YOUR TASK
Tally every line of the listing below that holds "Output", then give the tally alone.

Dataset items

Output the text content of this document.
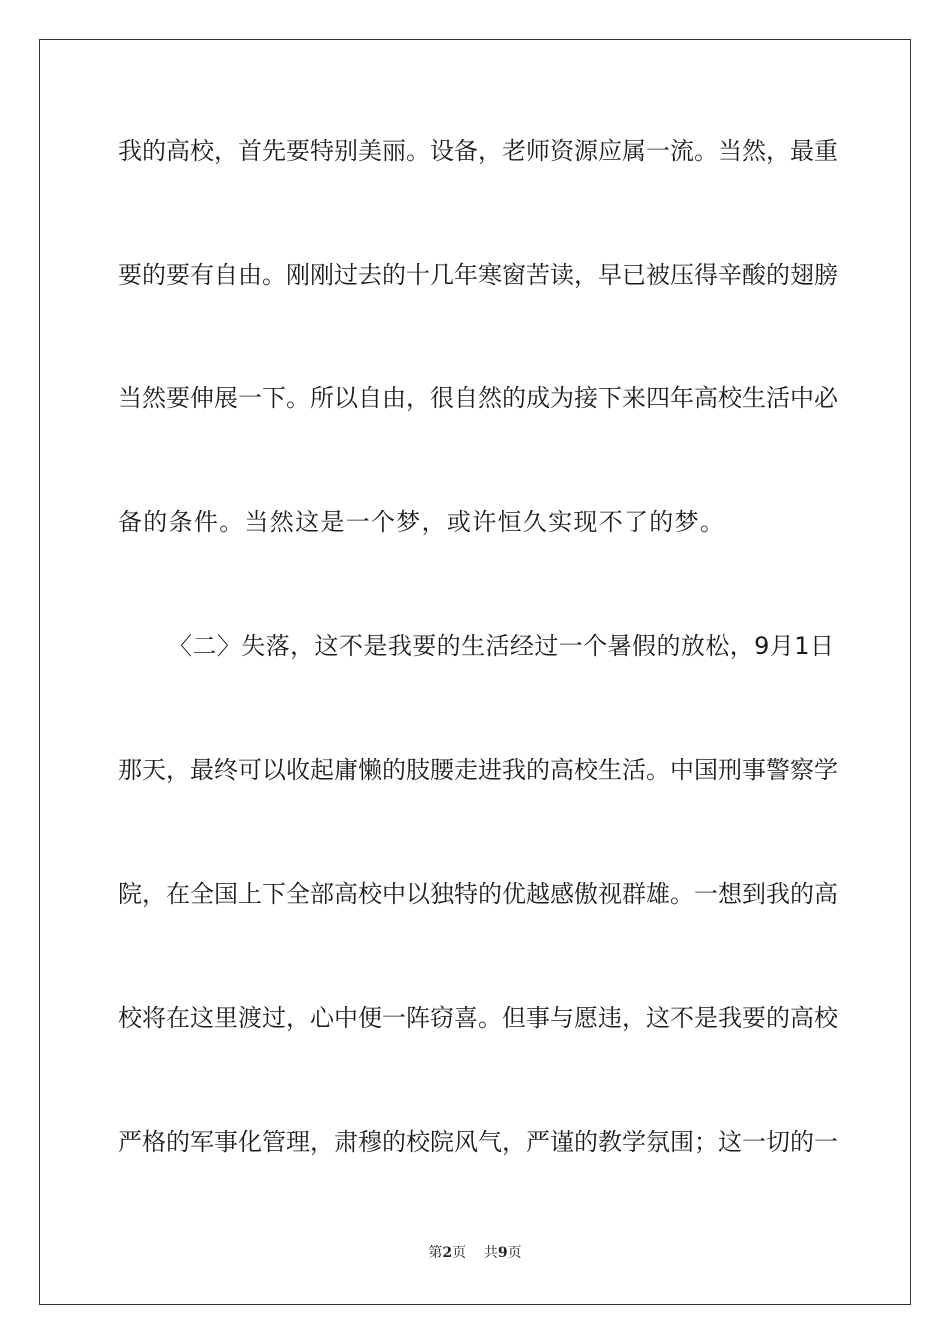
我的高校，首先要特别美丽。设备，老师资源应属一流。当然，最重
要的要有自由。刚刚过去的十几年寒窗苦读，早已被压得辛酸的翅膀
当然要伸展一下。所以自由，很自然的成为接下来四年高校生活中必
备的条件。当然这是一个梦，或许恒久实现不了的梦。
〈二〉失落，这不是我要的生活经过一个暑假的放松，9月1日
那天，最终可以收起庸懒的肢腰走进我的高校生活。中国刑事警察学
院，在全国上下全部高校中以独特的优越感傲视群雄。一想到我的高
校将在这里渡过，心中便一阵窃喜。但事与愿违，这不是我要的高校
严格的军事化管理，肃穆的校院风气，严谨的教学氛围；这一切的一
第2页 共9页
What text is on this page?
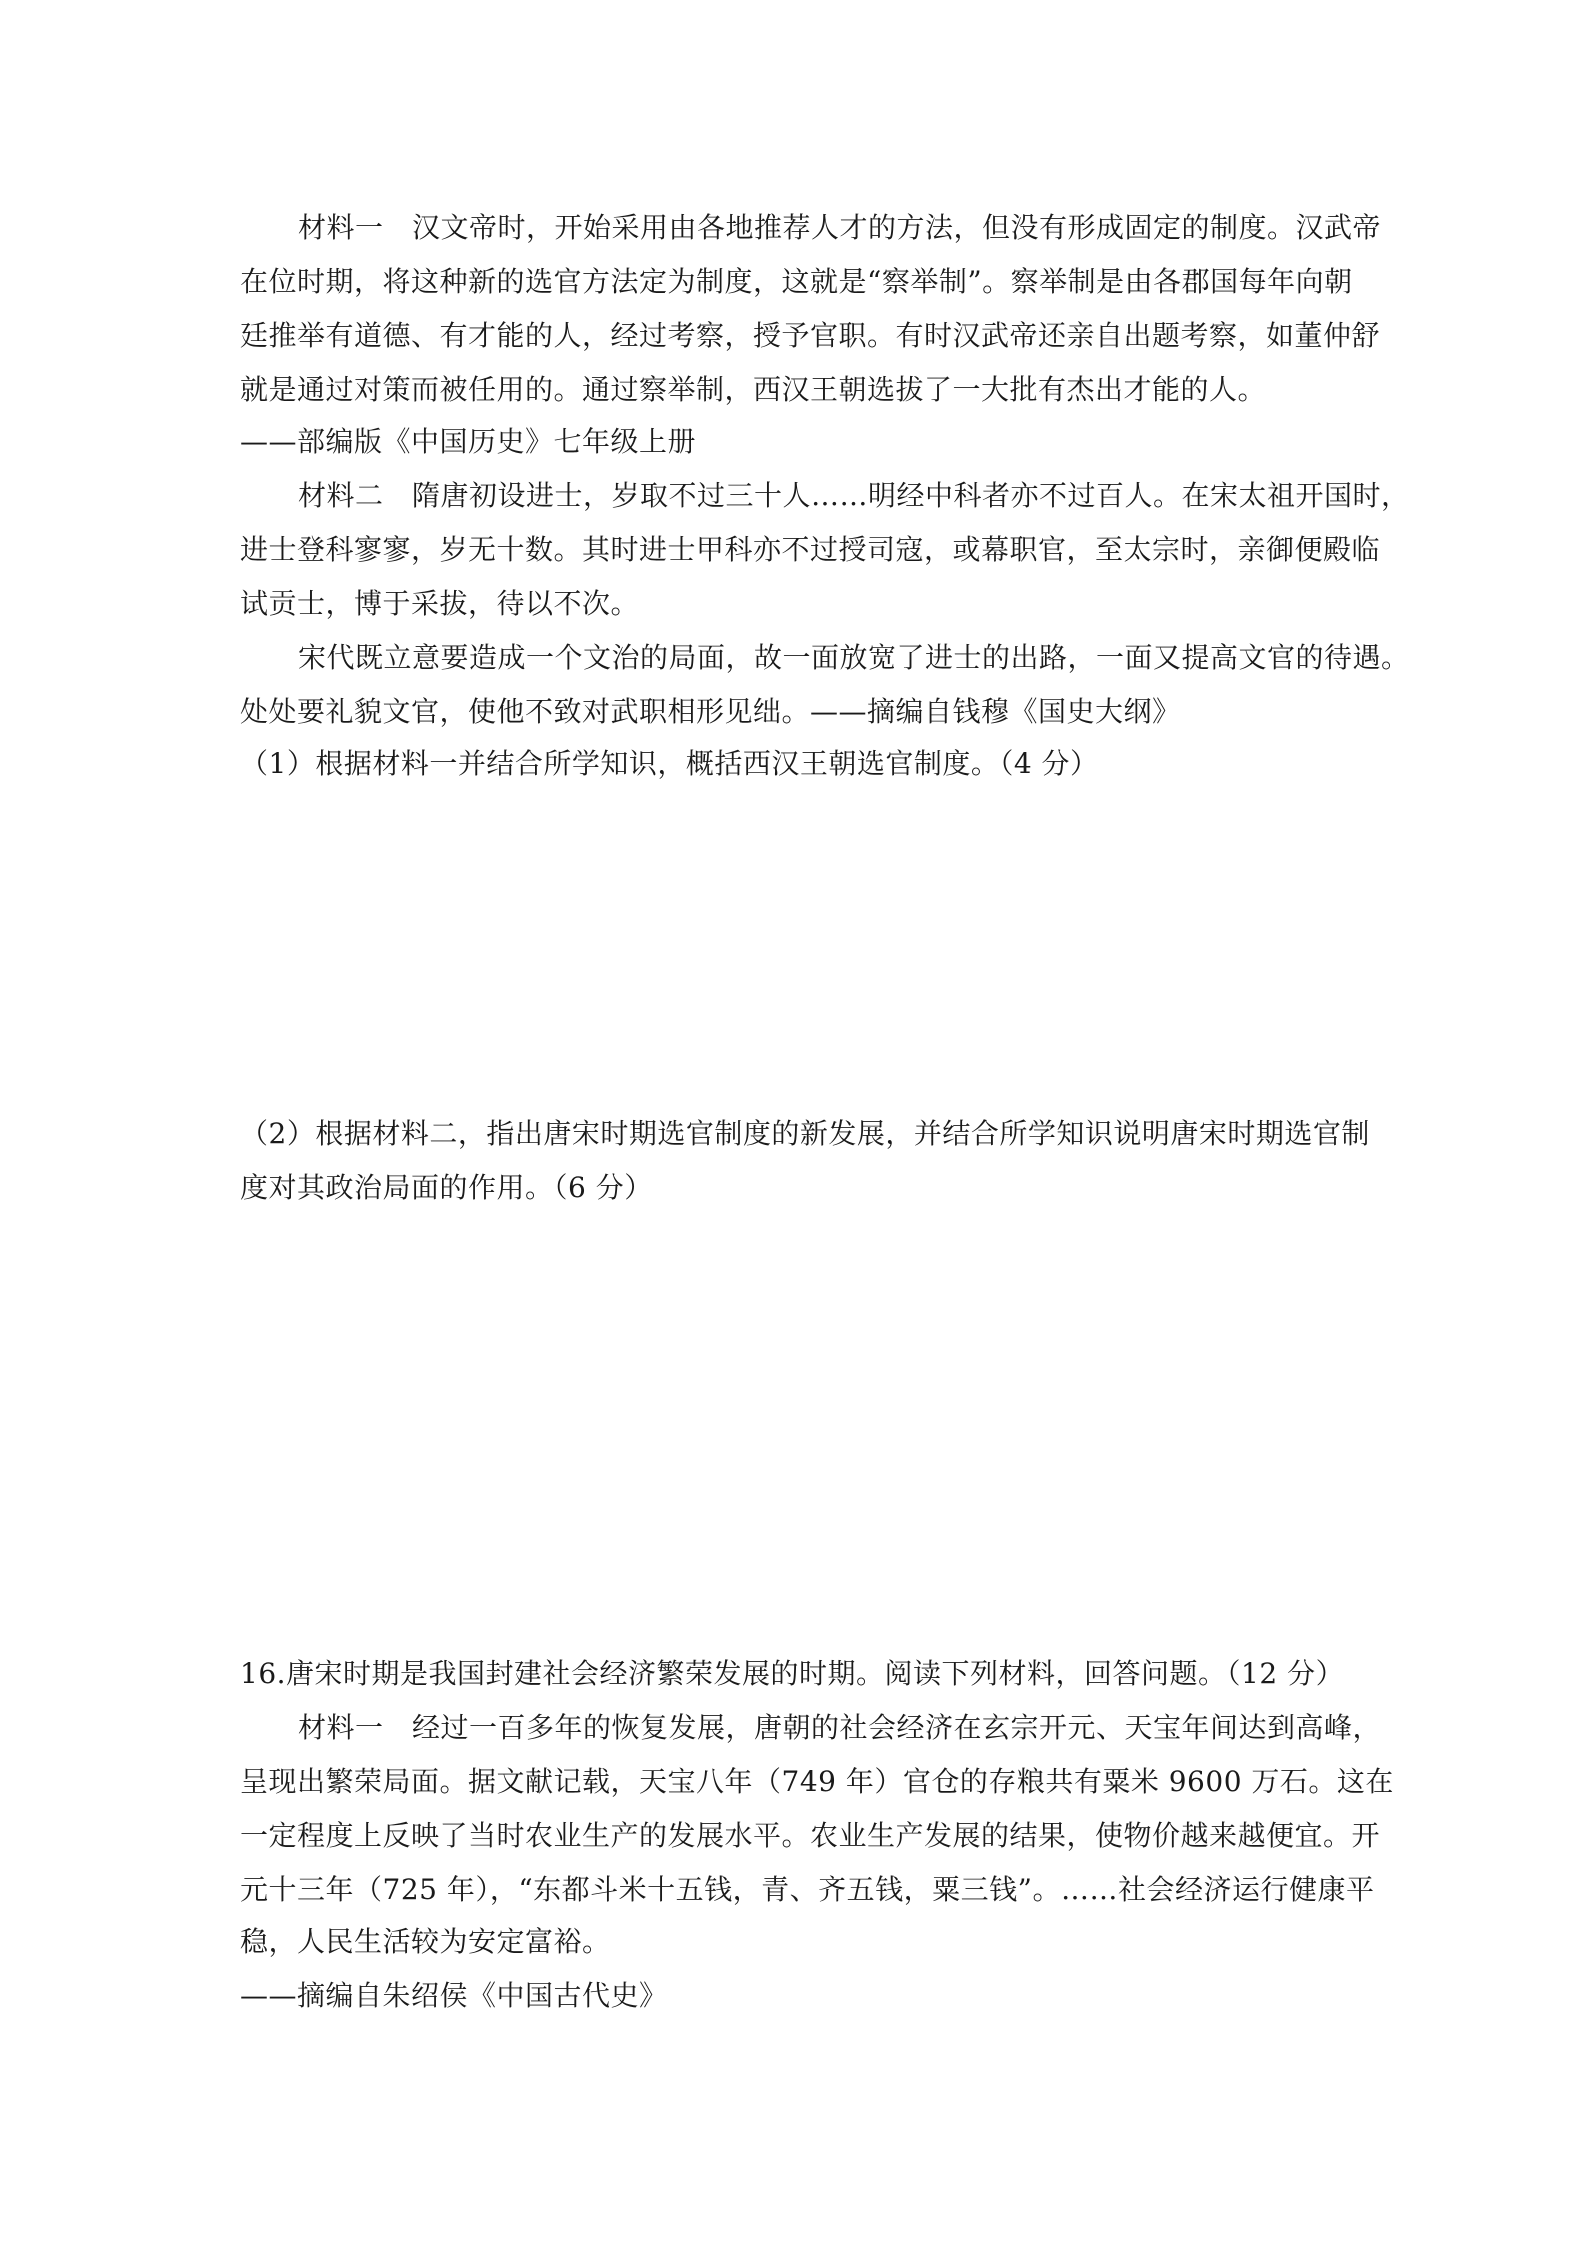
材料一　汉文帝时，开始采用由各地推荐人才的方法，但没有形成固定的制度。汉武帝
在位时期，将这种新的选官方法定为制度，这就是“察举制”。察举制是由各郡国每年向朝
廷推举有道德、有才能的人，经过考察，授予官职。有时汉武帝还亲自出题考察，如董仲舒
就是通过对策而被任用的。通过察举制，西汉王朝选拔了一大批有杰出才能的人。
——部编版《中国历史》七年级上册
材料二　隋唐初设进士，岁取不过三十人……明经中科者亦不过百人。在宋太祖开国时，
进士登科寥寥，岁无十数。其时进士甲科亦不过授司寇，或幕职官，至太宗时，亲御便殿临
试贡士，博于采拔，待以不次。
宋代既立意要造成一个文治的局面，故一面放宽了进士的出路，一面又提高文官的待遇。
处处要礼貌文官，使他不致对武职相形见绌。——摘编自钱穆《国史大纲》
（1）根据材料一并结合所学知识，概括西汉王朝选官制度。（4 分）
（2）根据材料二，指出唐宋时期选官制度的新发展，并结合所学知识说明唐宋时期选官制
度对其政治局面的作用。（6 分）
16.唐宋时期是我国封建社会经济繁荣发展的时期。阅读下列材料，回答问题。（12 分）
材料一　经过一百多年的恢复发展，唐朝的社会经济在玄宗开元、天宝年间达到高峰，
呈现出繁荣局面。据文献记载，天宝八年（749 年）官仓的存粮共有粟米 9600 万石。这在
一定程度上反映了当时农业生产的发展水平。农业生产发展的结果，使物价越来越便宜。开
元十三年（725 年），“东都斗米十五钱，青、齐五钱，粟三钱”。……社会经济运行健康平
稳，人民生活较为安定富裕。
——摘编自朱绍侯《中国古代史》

---

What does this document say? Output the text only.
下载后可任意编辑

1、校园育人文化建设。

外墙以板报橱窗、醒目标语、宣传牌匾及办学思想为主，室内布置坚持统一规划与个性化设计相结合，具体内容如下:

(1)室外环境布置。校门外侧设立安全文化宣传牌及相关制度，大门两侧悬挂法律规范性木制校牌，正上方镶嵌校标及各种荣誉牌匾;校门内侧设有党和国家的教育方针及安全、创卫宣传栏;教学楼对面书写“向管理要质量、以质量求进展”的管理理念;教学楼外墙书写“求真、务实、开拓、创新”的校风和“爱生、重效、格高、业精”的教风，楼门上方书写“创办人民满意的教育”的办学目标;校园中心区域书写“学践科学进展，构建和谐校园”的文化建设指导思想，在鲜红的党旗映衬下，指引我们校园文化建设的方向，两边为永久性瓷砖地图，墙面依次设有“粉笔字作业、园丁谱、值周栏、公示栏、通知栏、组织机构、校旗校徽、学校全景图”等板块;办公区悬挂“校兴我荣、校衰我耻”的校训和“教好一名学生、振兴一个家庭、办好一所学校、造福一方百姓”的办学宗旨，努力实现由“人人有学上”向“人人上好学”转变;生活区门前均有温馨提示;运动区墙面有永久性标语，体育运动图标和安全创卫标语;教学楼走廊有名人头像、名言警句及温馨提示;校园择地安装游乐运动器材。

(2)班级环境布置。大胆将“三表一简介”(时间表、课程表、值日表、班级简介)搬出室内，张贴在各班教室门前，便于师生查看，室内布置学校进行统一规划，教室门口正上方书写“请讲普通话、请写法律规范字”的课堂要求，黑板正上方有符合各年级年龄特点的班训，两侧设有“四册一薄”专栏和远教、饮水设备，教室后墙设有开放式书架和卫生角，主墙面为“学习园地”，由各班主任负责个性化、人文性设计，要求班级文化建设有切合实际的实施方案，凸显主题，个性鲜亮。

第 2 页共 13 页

SOLUTION
2